*Your goal*
Count the lines below that contain the word "score", and reply with that number alone.

*Supplied records*
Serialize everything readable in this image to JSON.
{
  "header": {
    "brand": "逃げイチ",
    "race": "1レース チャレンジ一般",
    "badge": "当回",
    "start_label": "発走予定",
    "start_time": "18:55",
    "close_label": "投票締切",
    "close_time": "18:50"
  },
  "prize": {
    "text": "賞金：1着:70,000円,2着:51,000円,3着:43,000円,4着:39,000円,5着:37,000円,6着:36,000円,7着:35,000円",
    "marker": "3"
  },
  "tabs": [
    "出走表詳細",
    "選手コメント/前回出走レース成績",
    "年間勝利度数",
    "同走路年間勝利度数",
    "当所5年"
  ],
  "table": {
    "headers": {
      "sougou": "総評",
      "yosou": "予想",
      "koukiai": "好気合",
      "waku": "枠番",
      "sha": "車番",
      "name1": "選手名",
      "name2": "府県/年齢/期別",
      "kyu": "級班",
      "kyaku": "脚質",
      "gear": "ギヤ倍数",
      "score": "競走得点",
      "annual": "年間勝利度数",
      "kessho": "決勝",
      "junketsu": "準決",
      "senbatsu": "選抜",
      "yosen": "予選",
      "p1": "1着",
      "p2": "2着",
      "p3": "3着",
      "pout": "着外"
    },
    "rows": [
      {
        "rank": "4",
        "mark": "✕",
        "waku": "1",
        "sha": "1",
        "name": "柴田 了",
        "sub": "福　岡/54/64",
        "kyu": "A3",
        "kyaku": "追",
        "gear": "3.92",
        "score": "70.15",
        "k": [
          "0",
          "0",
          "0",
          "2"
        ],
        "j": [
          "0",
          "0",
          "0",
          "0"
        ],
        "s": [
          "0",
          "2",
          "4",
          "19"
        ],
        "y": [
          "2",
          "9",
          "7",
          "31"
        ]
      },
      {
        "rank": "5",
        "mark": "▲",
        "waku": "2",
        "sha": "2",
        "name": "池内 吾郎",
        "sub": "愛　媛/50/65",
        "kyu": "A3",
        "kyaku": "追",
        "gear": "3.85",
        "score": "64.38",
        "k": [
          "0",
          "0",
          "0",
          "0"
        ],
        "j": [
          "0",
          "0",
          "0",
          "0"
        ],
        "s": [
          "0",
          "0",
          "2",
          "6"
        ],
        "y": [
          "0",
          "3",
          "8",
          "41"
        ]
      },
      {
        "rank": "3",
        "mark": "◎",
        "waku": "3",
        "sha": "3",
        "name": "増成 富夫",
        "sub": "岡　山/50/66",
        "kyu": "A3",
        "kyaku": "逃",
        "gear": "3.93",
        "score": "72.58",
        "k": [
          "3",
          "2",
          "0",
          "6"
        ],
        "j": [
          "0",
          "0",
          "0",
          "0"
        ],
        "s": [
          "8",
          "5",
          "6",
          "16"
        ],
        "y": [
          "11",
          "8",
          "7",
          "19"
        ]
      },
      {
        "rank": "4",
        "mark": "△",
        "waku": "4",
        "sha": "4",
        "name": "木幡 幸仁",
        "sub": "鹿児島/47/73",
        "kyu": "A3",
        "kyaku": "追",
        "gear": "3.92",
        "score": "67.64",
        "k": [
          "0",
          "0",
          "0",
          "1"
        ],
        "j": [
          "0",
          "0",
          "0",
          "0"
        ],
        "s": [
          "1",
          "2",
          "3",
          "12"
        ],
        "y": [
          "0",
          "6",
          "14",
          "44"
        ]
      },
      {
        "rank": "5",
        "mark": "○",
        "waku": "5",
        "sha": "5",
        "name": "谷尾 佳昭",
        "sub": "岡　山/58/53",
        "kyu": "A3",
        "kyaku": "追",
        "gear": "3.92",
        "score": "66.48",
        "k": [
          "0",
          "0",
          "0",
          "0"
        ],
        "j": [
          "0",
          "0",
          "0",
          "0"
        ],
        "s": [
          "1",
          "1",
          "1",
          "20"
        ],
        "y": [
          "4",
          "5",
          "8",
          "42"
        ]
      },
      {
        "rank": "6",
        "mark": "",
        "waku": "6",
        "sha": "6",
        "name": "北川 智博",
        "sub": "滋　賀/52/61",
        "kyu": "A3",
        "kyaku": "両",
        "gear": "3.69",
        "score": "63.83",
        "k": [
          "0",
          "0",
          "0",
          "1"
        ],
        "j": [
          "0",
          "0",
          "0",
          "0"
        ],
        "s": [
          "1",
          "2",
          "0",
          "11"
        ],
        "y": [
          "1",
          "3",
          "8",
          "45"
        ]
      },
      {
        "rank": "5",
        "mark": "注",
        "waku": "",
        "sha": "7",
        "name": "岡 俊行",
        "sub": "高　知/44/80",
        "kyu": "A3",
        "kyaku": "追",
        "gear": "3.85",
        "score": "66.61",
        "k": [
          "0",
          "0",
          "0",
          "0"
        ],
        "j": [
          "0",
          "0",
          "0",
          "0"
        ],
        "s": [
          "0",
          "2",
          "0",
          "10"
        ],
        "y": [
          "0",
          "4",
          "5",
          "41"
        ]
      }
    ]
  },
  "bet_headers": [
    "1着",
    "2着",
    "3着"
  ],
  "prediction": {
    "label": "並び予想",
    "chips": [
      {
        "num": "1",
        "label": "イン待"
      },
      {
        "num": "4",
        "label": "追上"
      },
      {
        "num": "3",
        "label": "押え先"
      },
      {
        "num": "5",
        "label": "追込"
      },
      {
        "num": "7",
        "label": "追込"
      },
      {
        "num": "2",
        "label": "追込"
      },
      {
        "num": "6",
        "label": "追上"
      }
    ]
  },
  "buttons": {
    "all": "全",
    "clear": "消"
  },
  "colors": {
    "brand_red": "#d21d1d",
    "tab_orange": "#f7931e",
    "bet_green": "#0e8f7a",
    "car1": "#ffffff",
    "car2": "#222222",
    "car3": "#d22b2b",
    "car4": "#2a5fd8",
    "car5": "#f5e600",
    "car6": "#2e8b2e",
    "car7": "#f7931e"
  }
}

*Final result*
8